> _TO DO_
Could you retype the entries below exactly, omitting every picture?

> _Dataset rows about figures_
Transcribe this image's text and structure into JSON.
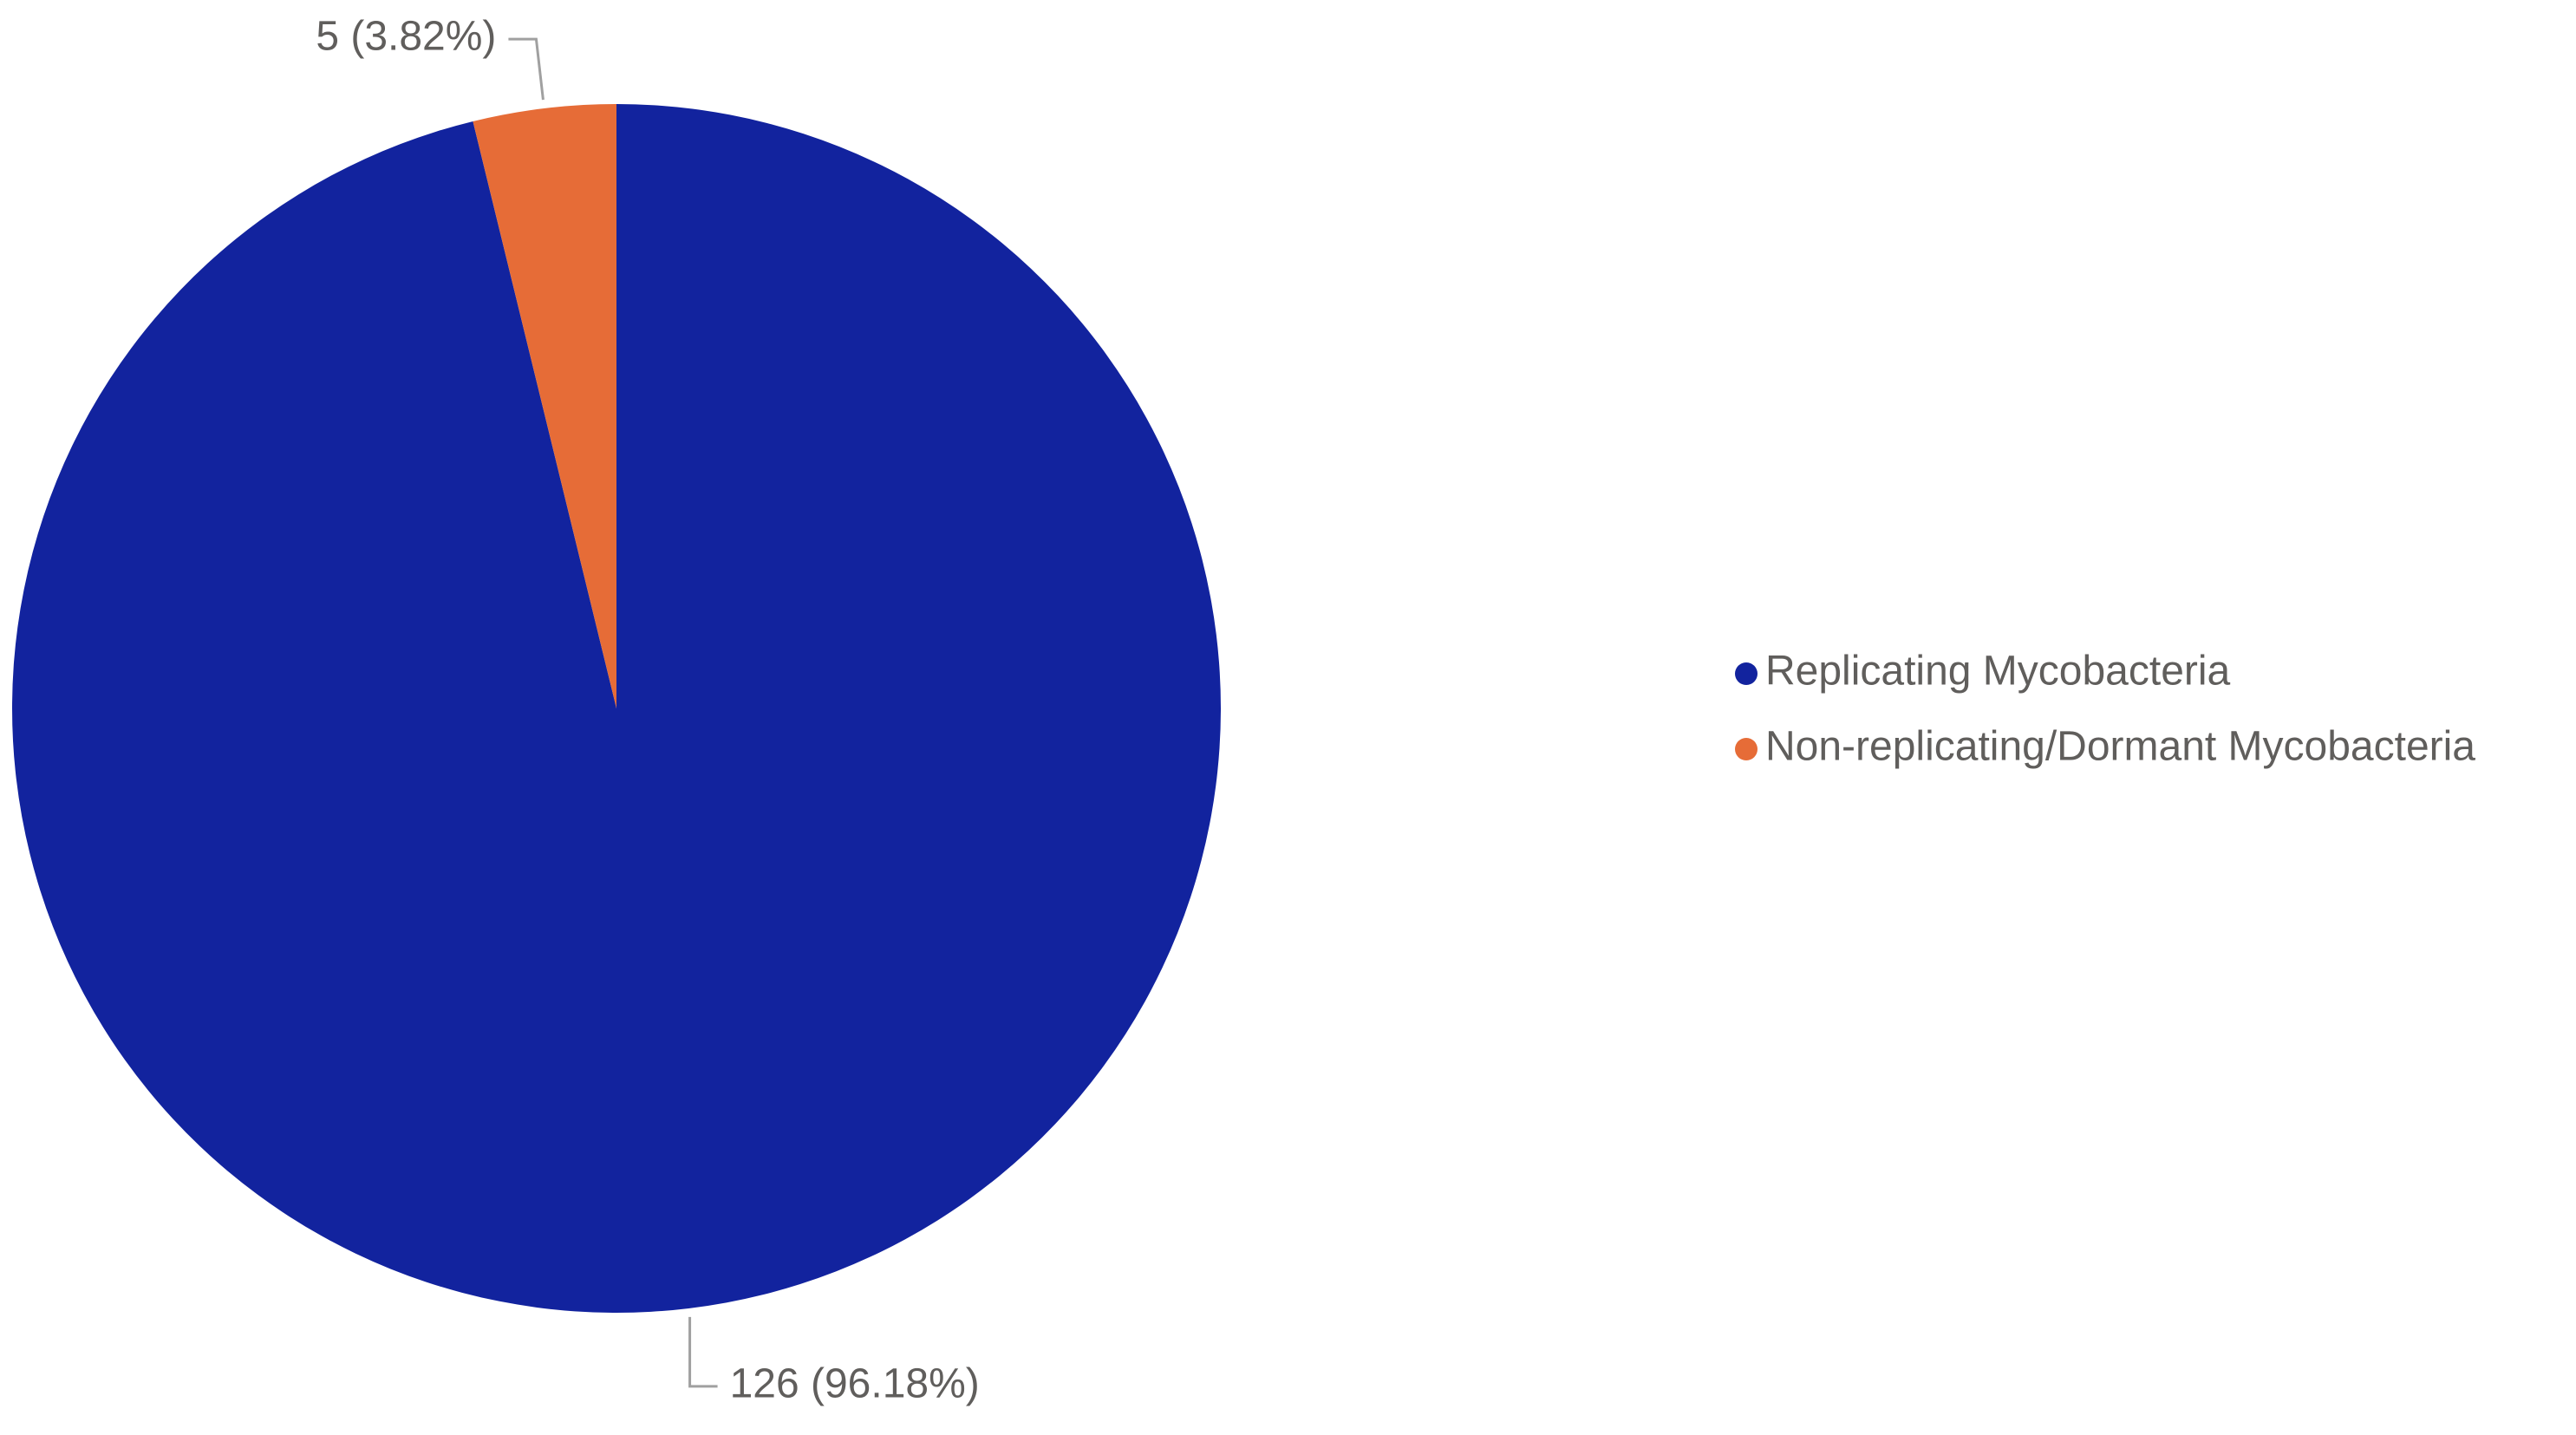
{
  "chart_data": {
    "type": "pie",
    "categories": [
      "Replicating Mycobacteria",
      "Non-replicating/Dormant Mycobacteria"
    ],
    "values": [
      126,
      5
    ],
    "value_labels": [
      "126 (96.18%)",
      "5 (3.82%)"
    ],
    "colors": [
      "#12239e",
      "#e66c37"
    ],
    "legend": "right"
  }
}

> _TASK SOLUTION_
Transcribe this image's text and structure into JSON.
{
  "chart_data": {
    "type": "pie",
    "categories": [
      "Replicating Mycobacteria",
      "Non-replicating/Dormant Mycobacteria"
    ],
    "values": [
      126,
      5
    ],
    "value_labels": [
      "126 (96.18%)",
      "5 (3.82%)"
    ],
    "colors": [
      "#12239e",
      "#e66c37"
    ],
    "legend": "right"
  }
}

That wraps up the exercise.